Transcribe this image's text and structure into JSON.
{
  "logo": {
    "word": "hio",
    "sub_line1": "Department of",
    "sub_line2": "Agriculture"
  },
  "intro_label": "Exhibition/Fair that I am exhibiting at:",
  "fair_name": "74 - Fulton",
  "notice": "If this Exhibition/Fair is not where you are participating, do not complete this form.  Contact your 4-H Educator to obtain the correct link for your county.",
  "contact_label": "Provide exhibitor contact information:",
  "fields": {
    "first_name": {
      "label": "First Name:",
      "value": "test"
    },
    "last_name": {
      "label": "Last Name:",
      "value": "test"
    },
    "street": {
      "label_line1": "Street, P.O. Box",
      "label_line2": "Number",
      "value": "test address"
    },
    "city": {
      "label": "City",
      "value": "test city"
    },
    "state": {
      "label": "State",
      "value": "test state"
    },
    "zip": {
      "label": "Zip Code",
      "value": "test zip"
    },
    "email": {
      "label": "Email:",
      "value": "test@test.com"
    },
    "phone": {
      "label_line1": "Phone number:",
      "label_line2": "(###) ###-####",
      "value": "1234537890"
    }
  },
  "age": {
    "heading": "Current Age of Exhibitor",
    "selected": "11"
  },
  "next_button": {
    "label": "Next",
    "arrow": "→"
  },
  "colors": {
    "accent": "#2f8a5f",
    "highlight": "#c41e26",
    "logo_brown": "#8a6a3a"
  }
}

▶ [WRITTEN TASK] Extract every line containing the string "test" from the data above.

▶ [WORKED ANSWER]
      "value": "test"
      "value": "test"
      "value": "test address"
      "value": "test city"
      "value": "test state"
      "value": "test zip"
      "value": "test@test.com"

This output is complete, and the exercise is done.